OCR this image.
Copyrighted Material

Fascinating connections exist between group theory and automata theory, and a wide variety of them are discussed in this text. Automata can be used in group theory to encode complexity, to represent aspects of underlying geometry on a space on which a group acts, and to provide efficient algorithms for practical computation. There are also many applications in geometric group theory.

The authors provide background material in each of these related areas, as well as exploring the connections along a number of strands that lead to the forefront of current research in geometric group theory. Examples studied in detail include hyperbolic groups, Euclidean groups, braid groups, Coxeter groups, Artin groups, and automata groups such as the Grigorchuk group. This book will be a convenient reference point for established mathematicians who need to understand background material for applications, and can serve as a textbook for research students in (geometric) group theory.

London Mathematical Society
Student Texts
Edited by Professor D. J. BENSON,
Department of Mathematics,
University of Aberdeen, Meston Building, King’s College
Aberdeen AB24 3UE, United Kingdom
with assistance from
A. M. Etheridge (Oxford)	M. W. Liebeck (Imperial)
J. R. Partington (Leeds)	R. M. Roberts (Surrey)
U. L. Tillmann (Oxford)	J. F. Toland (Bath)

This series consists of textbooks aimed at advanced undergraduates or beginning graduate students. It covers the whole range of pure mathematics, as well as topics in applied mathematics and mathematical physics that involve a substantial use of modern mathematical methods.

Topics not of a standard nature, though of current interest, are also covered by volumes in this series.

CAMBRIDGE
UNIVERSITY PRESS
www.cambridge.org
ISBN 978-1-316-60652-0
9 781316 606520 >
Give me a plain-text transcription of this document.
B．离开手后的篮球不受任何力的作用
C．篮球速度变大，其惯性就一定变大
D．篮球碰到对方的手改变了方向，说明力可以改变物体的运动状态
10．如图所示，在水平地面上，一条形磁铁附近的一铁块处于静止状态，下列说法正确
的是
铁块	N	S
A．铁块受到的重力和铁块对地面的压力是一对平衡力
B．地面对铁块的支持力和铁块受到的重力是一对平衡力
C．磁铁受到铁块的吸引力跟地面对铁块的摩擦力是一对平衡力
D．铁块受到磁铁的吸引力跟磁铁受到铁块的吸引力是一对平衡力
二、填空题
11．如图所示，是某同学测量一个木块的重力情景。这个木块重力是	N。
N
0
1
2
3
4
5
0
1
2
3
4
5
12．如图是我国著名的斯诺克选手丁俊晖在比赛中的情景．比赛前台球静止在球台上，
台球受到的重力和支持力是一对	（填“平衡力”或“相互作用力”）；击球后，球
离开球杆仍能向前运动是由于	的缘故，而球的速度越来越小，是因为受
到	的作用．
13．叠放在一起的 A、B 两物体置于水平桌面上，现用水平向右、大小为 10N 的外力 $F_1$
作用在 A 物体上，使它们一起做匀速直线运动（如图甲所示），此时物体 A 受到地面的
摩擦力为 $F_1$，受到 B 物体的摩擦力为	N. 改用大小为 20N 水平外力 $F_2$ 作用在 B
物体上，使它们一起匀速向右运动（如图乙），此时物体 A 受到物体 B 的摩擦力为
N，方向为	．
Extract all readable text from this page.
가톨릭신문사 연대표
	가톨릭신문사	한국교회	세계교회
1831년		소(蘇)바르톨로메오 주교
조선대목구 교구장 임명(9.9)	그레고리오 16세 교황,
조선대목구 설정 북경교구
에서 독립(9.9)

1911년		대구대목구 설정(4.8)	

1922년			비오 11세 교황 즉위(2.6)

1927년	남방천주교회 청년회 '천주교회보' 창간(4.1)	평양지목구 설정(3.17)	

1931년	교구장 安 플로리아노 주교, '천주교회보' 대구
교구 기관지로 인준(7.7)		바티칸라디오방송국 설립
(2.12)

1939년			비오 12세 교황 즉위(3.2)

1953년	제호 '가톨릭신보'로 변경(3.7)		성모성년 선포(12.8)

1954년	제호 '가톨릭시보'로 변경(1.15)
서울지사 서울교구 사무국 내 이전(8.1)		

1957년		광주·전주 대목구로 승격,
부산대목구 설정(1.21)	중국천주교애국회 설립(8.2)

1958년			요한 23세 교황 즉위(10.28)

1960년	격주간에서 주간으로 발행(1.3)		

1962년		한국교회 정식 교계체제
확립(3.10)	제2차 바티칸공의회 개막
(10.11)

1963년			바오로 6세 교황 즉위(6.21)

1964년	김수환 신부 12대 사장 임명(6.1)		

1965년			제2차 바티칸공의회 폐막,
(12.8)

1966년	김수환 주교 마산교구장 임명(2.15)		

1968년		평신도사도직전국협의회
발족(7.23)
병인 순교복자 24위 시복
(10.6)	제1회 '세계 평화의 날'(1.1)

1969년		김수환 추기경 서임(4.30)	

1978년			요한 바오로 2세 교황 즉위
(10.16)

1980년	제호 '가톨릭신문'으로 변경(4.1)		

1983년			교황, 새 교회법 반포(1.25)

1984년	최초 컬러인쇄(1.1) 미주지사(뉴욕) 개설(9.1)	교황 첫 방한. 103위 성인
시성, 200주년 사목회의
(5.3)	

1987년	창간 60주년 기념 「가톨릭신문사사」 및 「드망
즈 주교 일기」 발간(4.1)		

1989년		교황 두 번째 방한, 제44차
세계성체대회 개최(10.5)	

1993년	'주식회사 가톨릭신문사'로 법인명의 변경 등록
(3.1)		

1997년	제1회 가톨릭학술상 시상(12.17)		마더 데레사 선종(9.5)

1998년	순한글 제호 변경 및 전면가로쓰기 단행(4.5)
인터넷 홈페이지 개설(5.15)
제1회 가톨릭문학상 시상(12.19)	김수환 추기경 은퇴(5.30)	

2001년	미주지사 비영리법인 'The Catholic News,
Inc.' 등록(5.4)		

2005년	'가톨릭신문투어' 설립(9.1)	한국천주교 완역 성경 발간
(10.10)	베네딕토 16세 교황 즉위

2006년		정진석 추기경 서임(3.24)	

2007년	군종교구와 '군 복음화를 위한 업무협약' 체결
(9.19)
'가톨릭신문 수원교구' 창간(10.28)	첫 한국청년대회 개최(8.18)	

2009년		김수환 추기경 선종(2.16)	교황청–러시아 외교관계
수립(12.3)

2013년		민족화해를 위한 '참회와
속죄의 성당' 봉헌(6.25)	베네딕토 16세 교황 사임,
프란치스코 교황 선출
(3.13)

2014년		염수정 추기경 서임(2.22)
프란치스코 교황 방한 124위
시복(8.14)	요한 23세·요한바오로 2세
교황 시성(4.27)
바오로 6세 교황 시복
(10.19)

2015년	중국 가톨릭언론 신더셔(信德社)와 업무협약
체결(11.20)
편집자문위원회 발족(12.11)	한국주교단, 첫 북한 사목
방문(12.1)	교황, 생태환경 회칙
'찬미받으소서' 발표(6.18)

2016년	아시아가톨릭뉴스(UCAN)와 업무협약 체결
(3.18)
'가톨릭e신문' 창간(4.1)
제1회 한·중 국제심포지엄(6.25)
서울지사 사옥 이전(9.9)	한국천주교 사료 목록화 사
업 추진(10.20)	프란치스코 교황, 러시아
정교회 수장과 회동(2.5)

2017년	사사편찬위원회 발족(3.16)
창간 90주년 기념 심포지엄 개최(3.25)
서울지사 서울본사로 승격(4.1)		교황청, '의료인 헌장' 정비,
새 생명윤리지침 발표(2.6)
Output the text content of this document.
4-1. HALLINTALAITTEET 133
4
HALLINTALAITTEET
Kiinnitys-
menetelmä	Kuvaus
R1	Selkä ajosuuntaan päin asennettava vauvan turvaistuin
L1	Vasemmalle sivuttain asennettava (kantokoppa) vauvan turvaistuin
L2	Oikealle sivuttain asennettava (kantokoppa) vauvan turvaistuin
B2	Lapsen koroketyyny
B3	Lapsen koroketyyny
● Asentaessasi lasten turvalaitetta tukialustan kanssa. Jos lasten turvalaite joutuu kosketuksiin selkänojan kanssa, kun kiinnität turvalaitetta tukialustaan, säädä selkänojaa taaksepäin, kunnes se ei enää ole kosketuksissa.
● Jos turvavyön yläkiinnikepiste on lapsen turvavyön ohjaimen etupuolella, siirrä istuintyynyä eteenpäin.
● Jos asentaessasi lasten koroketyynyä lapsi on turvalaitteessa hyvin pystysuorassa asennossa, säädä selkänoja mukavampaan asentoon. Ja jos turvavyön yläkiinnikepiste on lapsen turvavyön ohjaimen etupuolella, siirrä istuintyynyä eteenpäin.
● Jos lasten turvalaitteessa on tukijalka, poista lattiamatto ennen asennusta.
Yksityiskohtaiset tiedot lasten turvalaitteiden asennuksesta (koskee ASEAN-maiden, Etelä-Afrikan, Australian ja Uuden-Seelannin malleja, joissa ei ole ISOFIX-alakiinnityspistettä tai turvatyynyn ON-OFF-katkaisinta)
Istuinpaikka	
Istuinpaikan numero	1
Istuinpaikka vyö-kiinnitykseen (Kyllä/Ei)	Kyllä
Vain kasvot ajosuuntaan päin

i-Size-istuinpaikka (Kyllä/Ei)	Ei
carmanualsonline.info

> [GOAL OF THE EXERCISE]: Report how many lines include the word "Oxford". Give nothing but the number.

> [EXERCISE OUTPUT]: 2